**表示テキスト:**
========

もちろん太陽光発電を取り扱っているところ全てが悪いところではありません。しかしこのようなイメージがあれば、正しくしているところでも営業がかなりやり辛い環境になっていることは確かです。転職先で選ぶのはやめた方がいいでしょう。

待遇、年収について

年収はどこの企業で仕事をするかで変わりますが、電力という社会に必要な物を取り扱っていることもあり、全体的に水準は高い傾向です。特に大手となれば七百、八百万程度が平均となっていて、これだけ高ければ千万超えることも不可能ではありません。

若い世代でも水準が高いため、未経験で参入しても高年収を期待することができるでしょう。しかし気をつけたいのは大手であっても年収が高くなるとは限らないということです。現に有名な大手である東京電力、東電は「あの一件」以降年収が右肩下がりという有様になっています

しかし他の大手も今後の流れによっては年収が高いまま維持できるとは限りません。電力の需要は高いですが、それが企業の安定に繋がっているかどうかはまた別の問題なのです。

========

**表示情報:**

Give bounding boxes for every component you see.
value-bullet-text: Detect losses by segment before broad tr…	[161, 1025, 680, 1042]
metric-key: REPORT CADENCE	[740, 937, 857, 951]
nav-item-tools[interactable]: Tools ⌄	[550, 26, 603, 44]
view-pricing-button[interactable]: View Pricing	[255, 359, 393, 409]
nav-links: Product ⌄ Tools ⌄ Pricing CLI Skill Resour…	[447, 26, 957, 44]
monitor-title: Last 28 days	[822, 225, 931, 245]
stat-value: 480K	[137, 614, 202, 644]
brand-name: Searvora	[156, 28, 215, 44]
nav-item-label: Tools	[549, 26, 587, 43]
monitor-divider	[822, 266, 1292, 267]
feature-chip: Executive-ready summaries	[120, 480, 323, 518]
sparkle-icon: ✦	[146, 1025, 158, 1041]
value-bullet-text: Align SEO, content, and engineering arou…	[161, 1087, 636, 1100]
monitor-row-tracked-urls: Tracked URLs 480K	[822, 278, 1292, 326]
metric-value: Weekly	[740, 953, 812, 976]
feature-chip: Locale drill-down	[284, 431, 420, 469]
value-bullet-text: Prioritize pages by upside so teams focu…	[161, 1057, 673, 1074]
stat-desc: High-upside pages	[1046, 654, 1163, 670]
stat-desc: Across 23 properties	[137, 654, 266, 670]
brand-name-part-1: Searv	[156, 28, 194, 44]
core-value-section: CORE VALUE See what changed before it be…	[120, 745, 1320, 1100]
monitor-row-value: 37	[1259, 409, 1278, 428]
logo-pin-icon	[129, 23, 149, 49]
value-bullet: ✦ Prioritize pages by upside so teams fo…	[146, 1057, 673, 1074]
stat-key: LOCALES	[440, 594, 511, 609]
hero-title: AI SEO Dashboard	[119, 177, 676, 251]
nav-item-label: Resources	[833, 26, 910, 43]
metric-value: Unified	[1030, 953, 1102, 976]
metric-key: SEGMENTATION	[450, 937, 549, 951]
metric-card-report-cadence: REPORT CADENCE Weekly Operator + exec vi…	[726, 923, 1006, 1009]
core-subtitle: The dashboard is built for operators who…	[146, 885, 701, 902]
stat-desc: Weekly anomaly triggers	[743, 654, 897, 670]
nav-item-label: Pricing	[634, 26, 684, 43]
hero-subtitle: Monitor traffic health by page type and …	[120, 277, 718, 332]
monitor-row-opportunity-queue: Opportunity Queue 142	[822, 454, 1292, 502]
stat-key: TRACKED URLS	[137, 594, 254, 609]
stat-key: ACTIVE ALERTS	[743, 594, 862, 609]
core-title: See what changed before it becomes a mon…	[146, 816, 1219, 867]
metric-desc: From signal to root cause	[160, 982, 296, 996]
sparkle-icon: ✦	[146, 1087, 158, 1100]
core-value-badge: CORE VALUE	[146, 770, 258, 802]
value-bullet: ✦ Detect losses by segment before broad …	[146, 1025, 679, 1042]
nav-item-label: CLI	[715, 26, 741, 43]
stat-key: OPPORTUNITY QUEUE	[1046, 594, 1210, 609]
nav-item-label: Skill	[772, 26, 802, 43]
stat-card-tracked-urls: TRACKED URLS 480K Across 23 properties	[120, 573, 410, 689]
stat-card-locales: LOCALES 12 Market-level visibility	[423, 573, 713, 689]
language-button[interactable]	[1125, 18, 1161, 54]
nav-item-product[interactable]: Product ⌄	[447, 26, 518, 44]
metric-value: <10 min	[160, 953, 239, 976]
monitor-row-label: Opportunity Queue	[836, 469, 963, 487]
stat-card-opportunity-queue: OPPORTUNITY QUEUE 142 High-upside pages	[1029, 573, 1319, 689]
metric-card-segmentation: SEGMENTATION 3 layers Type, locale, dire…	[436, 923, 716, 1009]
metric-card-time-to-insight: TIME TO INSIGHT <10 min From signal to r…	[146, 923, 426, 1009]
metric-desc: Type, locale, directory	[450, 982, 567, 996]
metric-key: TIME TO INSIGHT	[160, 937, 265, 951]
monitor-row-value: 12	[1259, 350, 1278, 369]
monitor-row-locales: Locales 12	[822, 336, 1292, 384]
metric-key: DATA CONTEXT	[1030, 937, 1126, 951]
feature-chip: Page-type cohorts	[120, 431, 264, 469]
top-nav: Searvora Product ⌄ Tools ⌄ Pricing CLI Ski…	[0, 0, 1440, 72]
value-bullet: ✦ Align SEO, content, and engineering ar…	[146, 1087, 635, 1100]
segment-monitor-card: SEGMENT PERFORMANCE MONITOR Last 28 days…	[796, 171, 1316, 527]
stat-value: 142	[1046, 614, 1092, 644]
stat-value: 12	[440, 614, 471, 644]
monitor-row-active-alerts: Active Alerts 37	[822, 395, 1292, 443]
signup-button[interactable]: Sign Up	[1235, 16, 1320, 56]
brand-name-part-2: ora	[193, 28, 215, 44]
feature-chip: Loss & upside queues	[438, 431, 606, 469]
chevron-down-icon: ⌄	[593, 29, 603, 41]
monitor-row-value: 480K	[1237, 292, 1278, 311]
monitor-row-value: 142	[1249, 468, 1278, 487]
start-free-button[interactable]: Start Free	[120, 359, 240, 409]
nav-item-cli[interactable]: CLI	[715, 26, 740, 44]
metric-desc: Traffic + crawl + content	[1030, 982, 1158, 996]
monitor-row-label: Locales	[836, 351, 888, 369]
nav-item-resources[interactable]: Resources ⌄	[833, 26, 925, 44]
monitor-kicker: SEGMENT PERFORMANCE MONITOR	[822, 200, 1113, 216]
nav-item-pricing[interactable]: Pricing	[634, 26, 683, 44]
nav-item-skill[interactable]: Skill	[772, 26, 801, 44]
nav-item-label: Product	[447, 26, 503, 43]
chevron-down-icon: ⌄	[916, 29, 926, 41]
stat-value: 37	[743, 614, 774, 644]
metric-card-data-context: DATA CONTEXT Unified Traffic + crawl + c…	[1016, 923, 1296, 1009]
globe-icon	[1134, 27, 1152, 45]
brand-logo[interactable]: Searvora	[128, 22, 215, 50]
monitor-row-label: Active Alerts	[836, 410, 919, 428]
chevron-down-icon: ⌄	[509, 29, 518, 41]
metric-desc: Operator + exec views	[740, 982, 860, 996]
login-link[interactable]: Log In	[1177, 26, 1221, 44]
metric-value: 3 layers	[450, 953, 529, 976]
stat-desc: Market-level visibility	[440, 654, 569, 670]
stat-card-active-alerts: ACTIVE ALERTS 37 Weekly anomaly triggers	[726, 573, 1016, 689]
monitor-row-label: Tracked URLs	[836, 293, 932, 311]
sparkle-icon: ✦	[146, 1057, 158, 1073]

========

**課題内容:** 電力業界の待遇と年収に関する文章を、最後の文の直後から書き継いでください。

**実行結果:**
待遇については企業によって変わりますが、比較的残業は少なくなる傾向になっています。休日、福利厚生共に問題もないため、待遇としては悪くはありません。もちろん企業によってその方針は変わっていてそれは大手でも例外ではないので、求人選びはそこも考えてやりましょう。

電力営業の求人事情

電力の企業は中途採用も積極的に行われているので、求人を探せば意外と多く見つかります。しかし転職となると大抵が何かしらの能力や経験を求められることも少なくありません。営業の場合は営業の経験が求められることが多くなるのです。

未経験を募集しているところはありますが、大抵の場合は年齢制限が課せられていることが多いのでそこを忘れずに確認しましょう。転職倍率に関しては時期によってその高さが変わってきます。現に大手でも問題が発覚した東電は他の大手より倍率が低くなって転職しやすくなっているのです

もちろん「あれだけの問題」が発覚した東電に転職したいと考える人がいるかどうかは話が別になりますが。しかし仮に東電でなくても、転職倍率が容易になった際は何かしら問題が起きて、待遇や年収にも影響が出ている可能性が高いです。そのため転職する時はその点も理解して選ぶようにしましょう。

どれにしても転職であれば経験が求められる可能性は高いので、未経験の方は他の営業で経験を身に付けてから転職を考えた方がいいです。その方が選択肢も多くなり、良い企業を選びやすくなります。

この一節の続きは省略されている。